SET TASK =
Scan the lines below; pull out those with "content".

MATERIAL SUPPLIED =
----

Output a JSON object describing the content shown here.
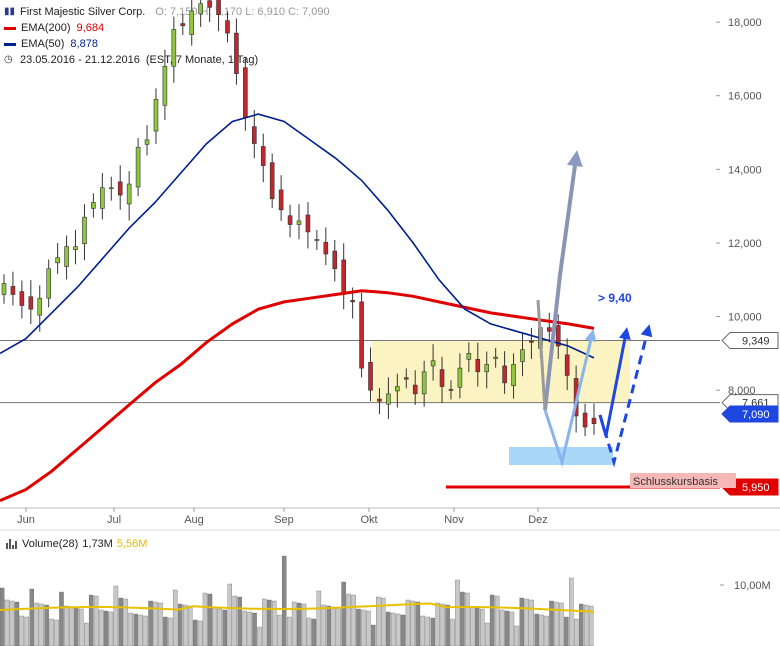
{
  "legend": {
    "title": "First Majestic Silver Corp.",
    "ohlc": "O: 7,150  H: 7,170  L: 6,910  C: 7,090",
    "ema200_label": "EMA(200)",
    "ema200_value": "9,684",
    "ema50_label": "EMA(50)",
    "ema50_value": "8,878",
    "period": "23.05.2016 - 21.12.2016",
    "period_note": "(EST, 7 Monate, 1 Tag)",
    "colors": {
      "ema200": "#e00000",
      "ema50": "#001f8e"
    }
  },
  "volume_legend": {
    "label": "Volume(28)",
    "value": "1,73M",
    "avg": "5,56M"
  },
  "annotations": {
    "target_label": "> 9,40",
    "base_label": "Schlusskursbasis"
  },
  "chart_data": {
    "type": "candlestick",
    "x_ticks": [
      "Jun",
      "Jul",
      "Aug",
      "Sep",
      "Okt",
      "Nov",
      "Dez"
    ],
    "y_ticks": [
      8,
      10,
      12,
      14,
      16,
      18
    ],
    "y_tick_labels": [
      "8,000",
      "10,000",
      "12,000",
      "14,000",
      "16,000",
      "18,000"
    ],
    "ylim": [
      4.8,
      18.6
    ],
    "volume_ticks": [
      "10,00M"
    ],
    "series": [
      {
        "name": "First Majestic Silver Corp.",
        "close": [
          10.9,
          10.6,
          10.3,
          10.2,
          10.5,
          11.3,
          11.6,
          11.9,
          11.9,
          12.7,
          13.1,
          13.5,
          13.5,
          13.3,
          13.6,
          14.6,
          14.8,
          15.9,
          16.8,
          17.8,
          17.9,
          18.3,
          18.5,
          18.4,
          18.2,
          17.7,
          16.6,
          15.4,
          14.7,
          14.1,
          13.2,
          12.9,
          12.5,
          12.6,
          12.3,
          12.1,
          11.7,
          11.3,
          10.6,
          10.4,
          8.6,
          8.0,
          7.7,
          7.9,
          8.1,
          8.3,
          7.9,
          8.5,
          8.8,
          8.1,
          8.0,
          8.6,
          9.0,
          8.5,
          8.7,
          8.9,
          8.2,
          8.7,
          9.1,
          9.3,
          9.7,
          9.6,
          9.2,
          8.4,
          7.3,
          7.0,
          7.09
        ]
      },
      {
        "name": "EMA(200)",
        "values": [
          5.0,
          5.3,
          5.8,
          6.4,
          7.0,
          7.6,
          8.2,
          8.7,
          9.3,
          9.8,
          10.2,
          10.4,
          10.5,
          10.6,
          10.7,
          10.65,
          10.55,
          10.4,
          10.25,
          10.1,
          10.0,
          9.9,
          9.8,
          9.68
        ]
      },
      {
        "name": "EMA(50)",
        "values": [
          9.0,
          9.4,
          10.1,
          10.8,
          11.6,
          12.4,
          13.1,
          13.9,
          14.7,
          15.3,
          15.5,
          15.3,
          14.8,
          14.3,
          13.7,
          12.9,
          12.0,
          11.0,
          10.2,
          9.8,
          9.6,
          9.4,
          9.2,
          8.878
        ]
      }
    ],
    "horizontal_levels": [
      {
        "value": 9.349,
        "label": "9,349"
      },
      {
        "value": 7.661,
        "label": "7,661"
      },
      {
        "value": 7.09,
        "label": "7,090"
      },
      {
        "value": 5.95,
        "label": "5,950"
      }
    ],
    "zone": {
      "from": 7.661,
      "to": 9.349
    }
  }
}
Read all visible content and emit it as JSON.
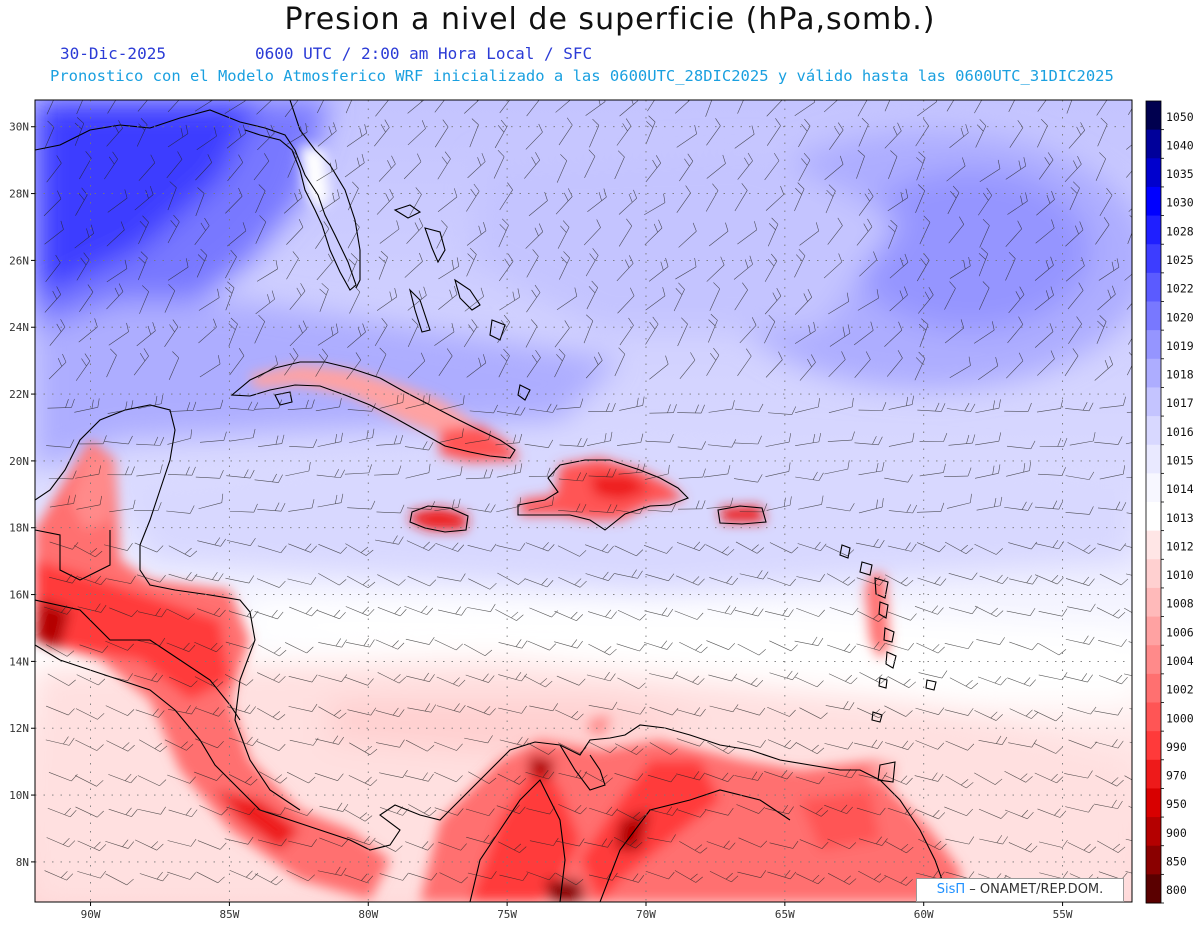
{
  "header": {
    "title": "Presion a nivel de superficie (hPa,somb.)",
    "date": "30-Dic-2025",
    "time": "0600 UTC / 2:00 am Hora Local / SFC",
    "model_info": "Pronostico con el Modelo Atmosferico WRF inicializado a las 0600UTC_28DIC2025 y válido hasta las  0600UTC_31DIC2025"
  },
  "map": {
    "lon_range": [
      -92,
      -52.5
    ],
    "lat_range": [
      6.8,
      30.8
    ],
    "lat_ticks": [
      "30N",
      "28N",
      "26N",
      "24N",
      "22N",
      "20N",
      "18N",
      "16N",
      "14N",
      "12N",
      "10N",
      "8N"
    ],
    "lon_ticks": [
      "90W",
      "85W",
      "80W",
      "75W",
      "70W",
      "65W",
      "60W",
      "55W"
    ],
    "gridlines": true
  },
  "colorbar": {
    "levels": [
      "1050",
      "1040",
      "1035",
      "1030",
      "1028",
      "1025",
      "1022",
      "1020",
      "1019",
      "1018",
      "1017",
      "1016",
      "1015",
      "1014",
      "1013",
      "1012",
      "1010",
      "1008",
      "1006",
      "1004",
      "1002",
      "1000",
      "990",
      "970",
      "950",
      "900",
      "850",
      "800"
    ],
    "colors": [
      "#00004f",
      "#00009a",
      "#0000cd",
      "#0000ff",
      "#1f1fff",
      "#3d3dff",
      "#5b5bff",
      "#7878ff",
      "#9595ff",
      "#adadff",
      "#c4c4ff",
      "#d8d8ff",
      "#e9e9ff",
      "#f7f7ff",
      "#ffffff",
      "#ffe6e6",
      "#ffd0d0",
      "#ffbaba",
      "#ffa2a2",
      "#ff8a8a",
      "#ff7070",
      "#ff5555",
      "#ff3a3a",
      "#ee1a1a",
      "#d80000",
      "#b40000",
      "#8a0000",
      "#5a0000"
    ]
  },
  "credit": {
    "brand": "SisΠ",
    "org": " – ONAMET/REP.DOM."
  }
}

----

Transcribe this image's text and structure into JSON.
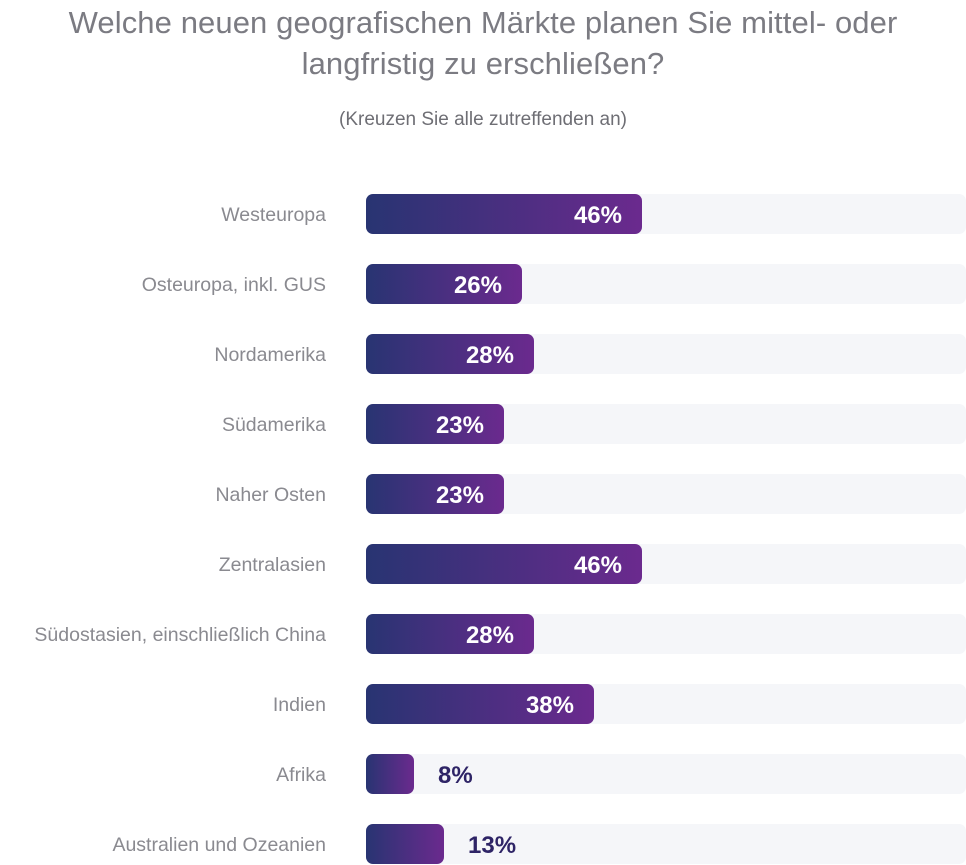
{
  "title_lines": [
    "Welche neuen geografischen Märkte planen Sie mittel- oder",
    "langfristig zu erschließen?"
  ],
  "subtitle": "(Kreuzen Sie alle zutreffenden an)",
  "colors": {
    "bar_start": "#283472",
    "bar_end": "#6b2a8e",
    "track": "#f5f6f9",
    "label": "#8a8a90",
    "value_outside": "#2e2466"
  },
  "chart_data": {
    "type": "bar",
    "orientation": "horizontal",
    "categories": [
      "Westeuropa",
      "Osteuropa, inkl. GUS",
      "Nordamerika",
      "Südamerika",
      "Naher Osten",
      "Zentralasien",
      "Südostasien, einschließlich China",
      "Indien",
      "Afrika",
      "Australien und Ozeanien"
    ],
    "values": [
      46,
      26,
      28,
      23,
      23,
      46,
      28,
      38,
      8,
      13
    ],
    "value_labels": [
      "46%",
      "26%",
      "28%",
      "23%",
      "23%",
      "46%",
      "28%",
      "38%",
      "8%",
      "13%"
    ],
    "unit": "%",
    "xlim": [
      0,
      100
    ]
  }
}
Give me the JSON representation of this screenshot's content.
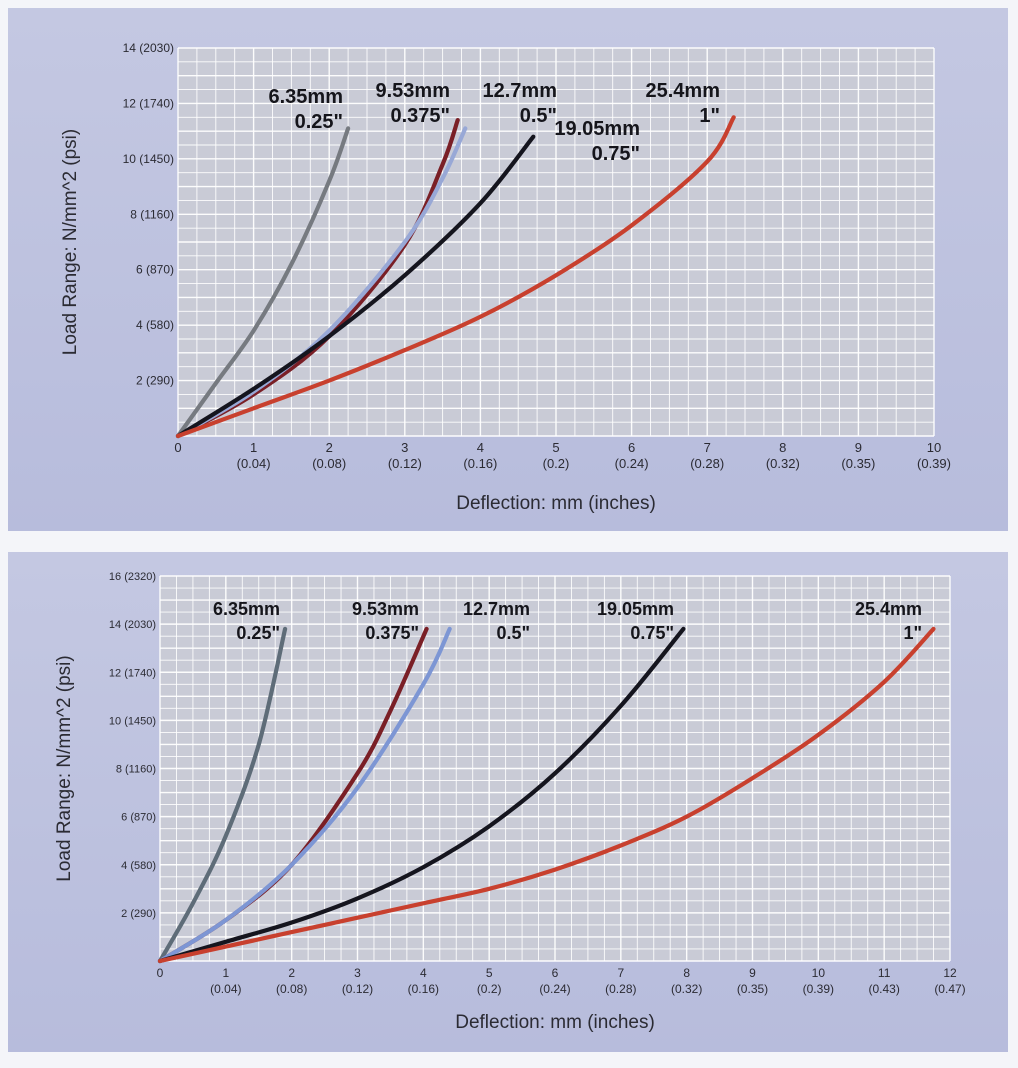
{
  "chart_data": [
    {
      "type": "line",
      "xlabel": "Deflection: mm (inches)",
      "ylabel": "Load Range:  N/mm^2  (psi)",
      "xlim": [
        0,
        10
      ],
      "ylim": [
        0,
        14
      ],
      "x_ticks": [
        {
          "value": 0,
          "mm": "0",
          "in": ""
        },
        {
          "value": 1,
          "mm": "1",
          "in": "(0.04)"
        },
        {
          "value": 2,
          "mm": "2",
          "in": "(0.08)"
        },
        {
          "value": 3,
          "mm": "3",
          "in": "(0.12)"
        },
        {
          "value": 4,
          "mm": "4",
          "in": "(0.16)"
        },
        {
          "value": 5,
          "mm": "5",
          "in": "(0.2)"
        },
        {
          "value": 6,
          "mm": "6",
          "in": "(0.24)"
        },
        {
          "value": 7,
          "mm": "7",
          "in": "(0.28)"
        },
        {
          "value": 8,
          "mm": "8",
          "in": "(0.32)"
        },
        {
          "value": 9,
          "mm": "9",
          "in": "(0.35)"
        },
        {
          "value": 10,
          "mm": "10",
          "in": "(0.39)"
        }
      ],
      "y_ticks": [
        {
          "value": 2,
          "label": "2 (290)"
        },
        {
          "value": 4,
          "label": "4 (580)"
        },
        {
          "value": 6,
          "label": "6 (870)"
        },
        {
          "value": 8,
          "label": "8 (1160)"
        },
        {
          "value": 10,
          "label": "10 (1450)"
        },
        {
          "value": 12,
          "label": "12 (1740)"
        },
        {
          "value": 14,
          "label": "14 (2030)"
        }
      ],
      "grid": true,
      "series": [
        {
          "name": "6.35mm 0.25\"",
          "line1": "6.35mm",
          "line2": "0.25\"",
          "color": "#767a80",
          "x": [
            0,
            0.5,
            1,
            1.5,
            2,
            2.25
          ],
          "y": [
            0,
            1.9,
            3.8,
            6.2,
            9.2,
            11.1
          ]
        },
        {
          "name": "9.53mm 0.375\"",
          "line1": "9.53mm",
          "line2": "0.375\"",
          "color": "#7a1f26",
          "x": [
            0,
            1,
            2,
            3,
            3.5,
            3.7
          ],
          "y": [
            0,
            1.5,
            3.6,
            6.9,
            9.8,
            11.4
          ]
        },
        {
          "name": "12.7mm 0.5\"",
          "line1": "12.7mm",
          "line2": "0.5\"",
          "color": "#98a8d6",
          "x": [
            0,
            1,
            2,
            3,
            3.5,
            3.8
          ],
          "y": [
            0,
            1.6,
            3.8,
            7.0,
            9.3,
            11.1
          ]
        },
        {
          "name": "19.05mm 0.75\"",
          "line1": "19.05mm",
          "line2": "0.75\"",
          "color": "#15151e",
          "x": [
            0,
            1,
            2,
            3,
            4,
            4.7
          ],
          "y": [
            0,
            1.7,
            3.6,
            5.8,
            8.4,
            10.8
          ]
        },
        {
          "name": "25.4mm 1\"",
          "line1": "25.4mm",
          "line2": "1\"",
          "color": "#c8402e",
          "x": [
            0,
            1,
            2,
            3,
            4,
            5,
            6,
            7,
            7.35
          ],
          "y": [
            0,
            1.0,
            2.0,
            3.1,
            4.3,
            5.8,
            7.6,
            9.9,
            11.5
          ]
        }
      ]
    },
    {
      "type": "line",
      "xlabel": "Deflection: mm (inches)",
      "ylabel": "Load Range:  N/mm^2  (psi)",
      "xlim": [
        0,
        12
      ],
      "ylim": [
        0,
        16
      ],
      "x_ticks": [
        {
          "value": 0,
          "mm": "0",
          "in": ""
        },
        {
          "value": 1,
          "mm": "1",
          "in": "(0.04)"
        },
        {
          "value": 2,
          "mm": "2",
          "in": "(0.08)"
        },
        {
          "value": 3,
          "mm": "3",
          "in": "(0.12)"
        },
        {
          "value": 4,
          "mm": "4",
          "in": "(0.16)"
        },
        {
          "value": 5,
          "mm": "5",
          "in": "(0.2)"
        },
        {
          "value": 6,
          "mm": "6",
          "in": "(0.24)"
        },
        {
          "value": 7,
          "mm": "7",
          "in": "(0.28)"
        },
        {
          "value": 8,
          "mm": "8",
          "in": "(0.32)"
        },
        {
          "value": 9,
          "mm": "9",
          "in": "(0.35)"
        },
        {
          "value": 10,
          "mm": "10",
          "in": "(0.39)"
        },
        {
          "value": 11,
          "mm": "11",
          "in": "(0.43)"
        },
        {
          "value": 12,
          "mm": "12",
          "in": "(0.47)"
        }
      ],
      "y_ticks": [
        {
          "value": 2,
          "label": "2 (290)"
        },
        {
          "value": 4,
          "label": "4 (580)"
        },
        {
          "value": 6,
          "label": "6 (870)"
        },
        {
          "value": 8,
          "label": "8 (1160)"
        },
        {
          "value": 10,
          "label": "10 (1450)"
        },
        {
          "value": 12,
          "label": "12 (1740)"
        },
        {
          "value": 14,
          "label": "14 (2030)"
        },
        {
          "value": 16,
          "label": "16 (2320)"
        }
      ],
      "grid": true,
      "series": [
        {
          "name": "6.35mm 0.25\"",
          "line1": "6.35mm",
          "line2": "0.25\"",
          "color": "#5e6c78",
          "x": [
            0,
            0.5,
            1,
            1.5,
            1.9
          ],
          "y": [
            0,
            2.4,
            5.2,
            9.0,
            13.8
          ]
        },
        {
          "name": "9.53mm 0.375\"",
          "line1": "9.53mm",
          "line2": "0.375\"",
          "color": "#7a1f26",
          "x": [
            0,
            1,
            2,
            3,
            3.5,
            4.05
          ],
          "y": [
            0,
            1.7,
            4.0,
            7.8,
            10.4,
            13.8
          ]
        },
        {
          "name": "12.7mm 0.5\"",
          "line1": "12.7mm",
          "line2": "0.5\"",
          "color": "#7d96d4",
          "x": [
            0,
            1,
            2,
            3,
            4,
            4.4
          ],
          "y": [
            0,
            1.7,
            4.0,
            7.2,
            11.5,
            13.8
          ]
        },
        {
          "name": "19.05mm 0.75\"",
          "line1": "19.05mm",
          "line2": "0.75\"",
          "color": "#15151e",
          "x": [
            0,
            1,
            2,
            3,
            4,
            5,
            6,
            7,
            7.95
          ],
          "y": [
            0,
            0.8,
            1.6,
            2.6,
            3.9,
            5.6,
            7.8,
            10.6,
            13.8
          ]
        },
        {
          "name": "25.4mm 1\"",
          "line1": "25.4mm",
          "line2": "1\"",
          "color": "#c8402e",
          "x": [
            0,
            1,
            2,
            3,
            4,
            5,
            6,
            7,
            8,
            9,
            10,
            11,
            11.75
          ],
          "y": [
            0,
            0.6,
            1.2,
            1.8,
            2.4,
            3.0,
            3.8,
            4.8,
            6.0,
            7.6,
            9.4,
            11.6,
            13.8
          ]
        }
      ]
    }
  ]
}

----

SOLUTION TO THE PROBLEM =
Output a JSON object describing the content shown here.
Read all visible content and emit it as JSON.
Give me the JSON representation of this screenshot's content.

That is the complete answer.